任务 =>
请逐字引用下面关于髓鞘的文段，从“脊椎动物神经系统的快速高效功”起，到“Ben-Hur，2011）。”为止，末尾这几个字也包括在内。

脊椎动物神经系统的快速高效功能依赖于髓鞘的独特组织结构（Saab和Nave，2017）。在中枢神经系统（CNS）中，当少突胶质细胞（OLs）这种特定类型的胶质细胞将其改良的质膜同心包裹在轴突上时，就会形成髓鞘（Hammel等人，2022）。这种独特的排列不仅支持轴突结构，维持稳态，还提供能量代谢物，从而提高了电信号传递的速度（Bando等人，2008；Lee等人，2012）。髓鞘形成是一个动态且持续的过程；这意味着OLs的数量会随着轴突的神经活动而增加，确保髓鞘形成过程以及髓鞘膜内的蛋白质和脂质代谢一直持续到成年（Marangon等人，2024；Saab和Nave，2017）。有趣的是，成人的大脑可塑性和与学习相关的行为也依赖于这一过程（Fletcher等人，2021；Snaidero等人，2014）。此外，各种病理状况，如创伤性和血管事件（例如中风、脊髓损伤）、遗传异常、神经退行性疾病（例如多发性硬化症、阿尔茨海默病）、感染和原因不明的情况都可能导致髓鞘丧失，即脱髓鞘（Goldman等人，2012；Popescu和Lucchinetti，2012）。脱髓鞘还可能通过直接损伤导致OLs死亡（Franklin和Ffrench-Constant，2008）。随后，在OLs死亡和轴突保护丧失后，会出现进一步的继发后果，包括轴突损伤和神经元功能障碍（Ben-Hur，2011）。

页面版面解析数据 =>

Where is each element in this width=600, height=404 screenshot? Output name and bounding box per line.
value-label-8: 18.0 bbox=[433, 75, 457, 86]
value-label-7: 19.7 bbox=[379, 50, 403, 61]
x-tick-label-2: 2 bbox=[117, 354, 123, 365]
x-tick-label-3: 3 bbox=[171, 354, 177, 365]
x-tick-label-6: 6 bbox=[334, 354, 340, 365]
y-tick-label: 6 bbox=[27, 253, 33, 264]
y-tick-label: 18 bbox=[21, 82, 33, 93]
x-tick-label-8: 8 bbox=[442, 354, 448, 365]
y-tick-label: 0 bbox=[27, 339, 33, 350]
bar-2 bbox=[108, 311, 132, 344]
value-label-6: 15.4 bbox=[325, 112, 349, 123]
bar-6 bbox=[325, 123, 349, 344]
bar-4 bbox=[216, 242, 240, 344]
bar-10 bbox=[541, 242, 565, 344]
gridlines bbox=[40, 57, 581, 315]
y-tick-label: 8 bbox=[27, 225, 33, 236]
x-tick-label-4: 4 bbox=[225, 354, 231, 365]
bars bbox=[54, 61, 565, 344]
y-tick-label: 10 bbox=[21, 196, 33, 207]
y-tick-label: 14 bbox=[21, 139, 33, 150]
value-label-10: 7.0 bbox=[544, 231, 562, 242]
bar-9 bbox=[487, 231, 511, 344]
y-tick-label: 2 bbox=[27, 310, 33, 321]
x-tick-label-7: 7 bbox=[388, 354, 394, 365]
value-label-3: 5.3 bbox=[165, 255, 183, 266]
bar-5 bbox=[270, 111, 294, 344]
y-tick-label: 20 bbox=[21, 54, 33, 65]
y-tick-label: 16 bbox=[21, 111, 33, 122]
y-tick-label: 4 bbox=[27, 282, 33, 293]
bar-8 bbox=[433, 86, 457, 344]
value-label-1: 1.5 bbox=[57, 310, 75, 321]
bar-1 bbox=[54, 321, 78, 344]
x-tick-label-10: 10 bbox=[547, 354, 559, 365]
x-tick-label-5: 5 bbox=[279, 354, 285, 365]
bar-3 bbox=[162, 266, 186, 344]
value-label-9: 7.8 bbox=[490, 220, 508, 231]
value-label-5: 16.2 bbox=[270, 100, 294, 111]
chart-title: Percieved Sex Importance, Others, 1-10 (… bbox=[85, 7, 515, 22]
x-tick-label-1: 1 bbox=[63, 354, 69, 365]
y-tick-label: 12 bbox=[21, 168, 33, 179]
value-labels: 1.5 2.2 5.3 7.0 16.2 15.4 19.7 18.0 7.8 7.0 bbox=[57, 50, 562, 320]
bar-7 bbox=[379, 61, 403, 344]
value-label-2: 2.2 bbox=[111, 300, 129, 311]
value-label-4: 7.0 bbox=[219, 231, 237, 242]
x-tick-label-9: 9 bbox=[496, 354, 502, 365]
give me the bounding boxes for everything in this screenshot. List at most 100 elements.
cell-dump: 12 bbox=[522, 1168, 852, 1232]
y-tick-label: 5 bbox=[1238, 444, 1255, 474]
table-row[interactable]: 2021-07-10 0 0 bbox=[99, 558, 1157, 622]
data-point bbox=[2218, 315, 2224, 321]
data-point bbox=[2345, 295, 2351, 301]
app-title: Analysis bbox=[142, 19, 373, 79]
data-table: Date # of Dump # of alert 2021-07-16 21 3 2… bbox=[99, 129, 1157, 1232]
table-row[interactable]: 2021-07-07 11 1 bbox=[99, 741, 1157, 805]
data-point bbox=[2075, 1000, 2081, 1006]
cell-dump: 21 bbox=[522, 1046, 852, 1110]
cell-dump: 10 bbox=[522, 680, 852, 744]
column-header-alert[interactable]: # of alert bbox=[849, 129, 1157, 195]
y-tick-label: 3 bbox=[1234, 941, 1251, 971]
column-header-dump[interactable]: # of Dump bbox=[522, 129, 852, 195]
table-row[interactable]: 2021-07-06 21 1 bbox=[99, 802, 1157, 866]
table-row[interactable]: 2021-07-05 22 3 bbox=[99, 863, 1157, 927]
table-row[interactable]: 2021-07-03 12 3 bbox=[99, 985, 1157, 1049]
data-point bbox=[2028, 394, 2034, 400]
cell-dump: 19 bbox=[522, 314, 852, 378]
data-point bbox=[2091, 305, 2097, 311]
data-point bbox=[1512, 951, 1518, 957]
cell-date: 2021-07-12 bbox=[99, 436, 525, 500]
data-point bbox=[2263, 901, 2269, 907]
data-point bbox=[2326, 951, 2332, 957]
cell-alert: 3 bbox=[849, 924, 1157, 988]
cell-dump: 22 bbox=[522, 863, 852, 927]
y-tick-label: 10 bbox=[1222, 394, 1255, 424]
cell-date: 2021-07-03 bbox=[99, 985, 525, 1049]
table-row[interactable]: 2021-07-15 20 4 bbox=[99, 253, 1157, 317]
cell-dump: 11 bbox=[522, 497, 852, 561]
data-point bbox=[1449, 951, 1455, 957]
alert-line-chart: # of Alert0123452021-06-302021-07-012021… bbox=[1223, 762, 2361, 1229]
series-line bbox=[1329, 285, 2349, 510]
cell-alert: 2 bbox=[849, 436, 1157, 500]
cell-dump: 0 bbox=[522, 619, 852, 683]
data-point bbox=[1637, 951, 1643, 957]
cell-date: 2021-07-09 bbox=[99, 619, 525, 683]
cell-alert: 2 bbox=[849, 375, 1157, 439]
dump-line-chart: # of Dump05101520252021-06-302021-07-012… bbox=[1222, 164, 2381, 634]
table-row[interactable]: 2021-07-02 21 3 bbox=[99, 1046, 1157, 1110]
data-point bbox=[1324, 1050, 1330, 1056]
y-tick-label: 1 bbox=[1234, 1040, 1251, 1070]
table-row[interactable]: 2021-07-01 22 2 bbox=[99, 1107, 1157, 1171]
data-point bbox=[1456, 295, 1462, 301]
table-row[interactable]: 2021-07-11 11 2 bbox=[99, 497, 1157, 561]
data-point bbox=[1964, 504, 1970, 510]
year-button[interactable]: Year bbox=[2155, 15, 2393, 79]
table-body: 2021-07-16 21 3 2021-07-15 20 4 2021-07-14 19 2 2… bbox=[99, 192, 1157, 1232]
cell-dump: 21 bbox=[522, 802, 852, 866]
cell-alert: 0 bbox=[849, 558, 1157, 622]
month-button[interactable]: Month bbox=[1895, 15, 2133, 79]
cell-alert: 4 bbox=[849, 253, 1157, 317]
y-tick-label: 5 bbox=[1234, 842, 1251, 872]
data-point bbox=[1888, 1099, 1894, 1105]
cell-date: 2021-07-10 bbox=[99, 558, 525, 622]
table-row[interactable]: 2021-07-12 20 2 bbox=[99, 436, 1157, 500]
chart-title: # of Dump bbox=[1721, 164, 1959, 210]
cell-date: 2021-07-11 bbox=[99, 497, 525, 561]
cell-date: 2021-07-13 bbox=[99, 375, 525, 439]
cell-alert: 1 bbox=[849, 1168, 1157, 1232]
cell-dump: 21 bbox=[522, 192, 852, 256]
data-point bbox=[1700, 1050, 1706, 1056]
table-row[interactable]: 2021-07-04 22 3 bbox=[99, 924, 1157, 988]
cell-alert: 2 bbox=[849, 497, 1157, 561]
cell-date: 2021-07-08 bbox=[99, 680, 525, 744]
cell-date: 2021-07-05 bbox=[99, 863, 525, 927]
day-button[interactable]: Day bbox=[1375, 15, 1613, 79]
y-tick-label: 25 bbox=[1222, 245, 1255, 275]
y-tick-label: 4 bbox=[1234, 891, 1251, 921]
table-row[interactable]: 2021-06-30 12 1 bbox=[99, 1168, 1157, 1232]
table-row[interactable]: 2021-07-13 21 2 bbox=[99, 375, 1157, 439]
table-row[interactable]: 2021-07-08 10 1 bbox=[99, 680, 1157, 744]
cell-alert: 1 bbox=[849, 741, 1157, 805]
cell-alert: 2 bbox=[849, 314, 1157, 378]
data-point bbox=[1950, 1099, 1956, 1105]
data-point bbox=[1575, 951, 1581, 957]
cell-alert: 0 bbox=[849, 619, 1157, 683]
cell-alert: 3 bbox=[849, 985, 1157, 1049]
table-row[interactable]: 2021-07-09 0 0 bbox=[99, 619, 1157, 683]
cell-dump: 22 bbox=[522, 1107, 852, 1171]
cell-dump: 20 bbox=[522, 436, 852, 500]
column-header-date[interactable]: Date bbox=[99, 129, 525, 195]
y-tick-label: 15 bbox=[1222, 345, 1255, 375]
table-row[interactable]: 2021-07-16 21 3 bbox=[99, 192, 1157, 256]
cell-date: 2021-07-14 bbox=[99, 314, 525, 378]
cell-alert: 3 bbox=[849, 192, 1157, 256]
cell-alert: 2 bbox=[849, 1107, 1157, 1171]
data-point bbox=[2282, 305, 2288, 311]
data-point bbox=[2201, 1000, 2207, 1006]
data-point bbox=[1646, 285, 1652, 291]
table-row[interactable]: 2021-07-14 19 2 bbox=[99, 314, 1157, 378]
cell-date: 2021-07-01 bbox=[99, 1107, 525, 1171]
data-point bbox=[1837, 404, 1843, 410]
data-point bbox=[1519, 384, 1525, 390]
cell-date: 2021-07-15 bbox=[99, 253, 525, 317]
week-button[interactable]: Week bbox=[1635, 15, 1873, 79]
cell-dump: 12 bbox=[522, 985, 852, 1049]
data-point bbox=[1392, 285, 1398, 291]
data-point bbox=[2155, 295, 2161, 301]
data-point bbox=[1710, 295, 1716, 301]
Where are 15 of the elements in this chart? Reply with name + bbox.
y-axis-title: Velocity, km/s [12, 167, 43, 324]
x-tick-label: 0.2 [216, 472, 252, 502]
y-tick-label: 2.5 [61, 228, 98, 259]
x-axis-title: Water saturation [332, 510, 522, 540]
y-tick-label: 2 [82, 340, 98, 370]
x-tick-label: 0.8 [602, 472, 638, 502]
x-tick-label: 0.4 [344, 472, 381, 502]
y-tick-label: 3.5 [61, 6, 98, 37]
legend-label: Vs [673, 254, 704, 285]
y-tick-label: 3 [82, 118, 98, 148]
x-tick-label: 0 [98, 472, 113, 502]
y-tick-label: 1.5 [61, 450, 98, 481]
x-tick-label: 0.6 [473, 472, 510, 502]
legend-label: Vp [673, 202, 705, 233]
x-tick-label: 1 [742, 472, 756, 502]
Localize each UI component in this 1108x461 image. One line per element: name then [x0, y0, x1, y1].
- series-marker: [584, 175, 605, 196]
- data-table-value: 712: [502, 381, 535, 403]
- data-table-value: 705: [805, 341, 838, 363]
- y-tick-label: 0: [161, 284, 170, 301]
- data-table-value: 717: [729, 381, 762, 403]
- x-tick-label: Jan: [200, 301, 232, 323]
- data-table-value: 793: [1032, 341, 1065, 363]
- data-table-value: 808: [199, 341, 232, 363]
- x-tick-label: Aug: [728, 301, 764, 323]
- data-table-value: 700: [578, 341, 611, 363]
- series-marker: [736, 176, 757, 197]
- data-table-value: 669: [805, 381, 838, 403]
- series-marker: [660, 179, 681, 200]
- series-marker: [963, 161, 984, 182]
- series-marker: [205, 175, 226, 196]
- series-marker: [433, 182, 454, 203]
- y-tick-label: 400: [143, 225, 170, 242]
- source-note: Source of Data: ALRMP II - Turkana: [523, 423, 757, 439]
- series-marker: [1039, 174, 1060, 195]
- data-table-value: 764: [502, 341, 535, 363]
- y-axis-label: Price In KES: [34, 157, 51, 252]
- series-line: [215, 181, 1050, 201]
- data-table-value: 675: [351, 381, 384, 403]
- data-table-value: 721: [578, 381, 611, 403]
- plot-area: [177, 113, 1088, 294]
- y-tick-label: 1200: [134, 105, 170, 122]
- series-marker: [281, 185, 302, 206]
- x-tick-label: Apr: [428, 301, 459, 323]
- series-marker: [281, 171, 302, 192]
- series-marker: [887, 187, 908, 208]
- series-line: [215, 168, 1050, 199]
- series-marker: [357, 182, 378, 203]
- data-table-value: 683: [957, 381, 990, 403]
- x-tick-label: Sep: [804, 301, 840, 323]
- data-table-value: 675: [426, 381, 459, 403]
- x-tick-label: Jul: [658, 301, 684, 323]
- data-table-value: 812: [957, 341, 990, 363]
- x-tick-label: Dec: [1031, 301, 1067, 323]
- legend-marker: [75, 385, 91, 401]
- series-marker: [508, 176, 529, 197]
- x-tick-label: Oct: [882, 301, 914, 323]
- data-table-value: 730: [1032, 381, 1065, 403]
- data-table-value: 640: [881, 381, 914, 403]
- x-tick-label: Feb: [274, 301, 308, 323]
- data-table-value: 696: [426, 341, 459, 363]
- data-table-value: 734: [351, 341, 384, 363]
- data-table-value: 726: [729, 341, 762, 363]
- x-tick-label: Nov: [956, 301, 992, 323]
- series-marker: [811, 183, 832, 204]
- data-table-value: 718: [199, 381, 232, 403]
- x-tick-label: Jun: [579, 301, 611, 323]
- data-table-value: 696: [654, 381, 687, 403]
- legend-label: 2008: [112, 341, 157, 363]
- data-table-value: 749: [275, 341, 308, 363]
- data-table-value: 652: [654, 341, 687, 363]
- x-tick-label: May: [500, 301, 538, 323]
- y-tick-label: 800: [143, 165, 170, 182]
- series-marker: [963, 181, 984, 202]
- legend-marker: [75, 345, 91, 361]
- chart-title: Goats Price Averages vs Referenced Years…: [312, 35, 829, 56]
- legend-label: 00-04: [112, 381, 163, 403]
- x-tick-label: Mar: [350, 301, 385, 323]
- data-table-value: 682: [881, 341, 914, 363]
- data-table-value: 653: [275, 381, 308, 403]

练习结果 =>
脊椎动物神经系统的快速高效功能依赖于髓鞘的独特组织结构（Saab和Nave，2017）。在中枢神经系统（CNS）中，当少突胶质细胞（OLs）这种特定类型的胶质细胞将其改良的质膜同心包裹在轴突上时，就会形成髓鞘（Hammel等人，2022）。这种独特的排列不仅支持轴突结构，维持稳态，还提供能量代谢物，从而提高了电信号传递的速度（Bando等人，2008；Lee等人，2012）。髓鞘形成是一个动态且持续的过程；这意味着OLs的数量会随着轴突的神经活动而增加，确保髓鞘形成过程以及髓鞘膜内的蛋白质和脂质代谢一直持续到成年（Marangon等人，2024；Saab和Nave，2017）。有趣的是，成人的大脑可塑性和与学习相关的行为也依赖于这一过程（Fletcher等人，2021；Snaidero等人，2014）。此外，各种病理状况，如创伤性和血管事件（例如中风、脊髓损伤）、遗传异常、神经退行性疾病（例如多发性硬化症、阿尔茨海默病）、感染和原因不明的情况都可能导致髓鞘丧失，即脱髓鞘（Goldman等人，2012；Popescu和Lucchinetti，2012）。脱髓鞘还可能通过直接损伤导致OLs死亡（Franklin和Ffrench-Constant，2008）。随后，在OLs死亡和轴突保护丧失后，会出现进一步的继发后果，包括轴突损伤和神经元功能障碍（Ben-Hur，2011）。